TASK REQUIREMENTS: Keep only the lines where "انظر" appears.

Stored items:
# # # # #
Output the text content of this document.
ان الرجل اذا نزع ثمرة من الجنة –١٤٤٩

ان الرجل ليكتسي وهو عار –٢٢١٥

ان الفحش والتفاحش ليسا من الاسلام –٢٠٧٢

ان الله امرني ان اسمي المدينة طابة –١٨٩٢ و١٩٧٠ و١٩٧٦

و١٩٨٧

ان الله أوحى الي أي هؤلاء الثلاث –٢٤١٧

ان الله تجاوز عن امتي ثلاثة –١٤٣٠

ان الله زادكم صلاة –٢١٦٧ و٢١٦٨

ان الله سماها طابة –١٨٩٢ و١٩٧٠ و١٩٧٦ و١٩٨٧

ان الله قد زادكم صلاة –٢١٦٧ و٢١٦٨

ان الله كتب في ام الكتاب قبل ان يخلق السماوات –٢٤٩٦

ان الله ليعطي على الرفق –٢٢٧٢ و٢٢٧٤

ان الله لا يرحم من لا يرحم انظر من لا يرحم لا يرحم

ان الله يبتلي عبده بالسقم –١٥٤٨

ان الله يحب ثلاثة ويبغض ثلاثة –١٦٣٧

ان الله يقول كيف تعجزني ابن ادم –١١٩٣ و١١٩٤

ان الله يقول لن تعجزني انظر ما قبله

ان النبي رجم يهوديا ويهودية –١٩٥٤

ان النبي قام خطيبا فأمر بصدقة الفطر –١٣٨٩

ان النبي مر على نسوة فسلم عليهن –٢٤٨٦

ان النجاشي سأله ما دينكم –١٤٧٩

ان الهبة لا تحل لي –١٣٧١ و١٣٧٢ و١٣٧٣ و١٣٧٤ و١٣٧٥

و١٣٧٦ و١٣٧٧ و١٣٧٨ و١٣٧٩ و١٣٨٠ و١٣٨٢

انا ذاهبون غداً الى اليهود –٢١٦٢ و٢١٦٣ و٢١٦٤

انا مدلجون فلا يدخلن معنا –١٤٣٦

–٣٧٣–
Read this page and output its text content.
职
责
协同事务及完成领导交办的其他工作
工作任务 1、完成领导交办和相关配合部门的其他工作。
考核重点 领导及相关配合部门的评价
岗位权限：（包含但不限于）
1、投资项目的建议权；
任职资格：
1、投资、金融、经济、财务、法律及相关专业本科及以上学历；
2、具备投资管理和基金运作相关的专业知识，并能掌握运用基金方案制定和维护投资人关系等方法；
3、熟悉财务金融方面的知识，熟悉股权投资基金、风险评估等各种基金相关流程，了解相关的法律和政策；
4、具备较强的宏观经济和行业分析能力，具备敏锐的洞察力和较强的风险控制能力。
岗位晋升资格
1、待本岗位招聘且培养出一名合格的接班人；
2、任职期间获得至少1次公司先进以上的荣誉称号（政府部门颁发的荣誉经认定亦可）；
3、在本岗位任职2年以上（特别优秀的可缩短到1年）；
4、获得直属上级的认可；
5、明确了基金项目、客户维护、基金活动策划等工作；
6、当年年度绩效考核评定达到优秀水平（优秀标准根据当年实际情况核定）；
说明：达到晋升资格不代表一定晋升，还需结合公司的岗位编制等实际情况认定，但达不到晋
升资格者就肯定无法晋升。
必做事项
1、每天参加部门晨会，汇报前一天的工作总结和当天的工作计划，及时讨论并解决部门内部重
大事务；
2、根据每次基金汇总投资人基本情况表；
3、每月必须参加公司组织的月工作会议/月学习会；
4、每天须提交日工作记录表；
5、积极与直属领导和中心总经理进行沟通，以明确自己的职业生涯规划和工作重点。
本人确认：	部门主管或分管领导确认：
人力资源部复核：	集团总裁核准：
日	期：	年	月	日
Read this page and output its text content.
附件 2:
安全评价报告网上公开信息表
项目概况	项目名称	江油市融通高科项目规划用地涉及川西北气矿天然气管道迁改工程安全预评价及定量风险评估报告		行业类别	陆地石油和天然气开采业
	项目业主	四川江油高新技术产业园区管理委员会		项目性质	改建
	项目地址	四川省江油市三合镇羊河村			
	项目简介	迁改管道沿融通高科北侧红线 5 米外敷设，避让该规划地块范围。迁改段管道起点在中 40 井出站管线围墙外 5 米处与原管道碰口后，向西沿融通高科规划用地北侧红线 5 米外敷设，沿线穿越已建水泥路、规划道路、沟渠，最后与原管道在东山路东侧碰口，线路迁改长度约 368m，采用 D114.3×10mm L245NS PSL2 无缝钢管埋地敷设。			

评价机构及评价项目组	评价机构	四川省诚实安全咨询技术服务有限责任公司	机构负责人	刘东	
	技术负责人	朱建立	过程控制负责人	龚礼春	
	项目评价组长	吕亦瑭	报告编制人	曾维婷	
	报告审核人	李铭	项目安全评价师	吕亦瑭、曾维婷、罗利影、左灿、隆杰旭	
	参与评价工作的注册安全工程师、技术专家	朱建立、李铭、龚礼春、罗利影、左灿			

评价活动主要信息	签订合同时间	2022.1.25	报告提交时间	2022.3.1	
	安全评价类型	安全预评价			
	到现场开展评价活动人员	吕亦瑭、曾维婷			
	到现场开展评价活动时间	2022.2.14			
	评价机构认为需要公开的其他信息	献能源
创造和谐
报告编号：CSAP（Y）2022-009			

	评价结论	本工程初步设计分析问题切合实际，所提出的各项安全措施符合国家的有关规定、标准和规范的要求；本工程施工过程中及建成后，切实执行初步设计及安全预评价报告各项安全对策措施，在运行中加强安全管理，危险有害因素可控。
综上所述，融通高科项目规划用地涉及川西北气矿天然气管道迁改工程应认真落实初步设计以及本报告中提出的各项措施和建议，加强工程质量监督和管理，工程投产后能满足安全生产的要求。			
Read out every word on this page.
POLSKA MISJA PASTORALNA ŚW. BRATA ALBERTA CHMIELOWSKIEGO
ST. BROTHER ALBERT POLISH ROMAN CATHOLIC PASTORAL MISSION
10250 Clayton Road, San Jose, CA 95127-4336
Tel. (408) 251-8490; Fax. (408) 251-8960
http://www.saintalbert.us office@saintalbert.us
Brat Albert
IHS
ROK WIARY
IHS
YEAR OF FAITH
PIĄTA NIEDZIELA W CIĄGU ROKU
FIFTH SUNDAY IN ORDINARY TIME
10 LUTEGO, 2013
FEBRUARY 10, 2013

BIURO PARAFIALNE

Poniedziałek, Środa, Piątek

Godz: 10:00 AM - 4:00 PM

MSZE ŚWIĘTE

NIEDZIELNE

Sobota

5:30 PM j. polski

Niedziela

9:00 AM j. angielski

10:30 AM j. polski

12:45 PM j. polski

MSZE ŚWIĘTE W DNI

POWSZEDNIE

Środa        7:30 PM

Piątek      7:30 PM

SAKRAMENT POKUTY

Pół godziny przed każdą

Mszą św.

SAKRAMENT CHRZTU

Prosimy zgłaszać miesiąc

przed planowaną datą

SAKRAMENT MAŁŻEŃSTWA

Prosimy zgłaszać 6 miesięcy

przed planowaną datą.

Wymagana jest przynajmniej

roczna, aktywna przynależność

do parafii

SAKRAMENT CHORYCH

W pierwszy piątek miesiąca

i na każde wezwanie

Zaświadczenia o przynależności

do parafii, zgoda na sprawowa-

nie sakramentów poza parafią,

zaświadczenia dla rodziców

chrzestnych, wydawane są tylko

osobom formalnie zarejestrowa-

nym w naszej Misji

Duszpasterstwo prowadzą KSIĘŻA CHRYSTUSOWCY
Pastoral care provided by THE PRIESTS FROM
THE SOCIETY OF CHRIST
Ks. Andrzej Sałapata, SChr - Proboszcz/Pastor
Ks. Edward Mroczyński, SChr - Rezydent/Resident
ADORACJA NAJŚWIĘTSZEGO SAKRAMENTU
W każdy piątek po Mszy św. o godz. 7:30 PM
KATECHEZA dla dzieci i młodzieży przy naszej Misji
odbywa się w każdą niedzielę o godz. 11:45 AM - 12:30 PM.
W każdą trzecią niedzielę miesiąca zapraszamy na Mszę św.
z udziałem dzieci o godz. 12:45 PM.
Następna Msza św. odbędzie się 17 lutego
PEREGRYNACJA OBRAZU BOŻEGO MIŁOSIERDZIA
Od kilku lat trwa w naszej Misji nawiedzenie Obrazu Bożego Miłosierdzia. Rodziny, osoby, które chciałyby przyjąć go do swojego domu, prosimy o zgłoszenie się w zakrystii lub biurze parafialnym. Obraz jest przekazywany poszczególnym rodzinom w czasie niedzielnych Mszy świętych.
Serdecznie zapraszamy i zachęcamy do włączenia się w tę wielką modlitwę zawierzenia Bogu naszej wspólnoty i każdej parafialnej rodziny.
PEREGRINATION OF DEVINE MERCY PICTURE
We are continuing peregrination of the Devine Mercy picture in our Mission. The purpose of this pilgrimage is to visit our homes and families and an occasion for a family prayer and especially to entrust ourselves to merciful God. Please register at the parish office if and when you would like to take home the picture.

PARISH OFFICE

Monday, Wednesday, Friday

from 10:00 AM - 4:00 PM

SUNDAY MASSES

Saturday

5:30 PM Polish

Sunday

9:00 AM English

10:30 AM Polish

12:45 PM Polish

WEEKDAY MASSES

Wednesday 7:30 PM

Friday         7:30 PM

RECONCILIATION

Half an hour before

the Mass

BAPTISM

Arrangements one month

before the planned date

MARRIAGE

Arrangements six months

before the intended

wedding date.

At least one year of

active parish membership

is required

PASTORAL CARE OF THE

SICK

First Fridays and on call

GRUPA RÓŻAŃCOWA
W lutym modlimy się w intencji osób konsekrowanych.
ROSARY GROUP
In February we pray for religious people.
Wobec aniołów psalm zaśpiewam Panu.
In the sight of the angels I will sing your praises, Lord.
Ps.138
# # # # #
OUTPUT FOR THIS TASK:
ان الله لا يرحم من لا يرحم انظر من لا يرحم لا يرحم
ان الله يقول لن تعجزني انظر ما قبله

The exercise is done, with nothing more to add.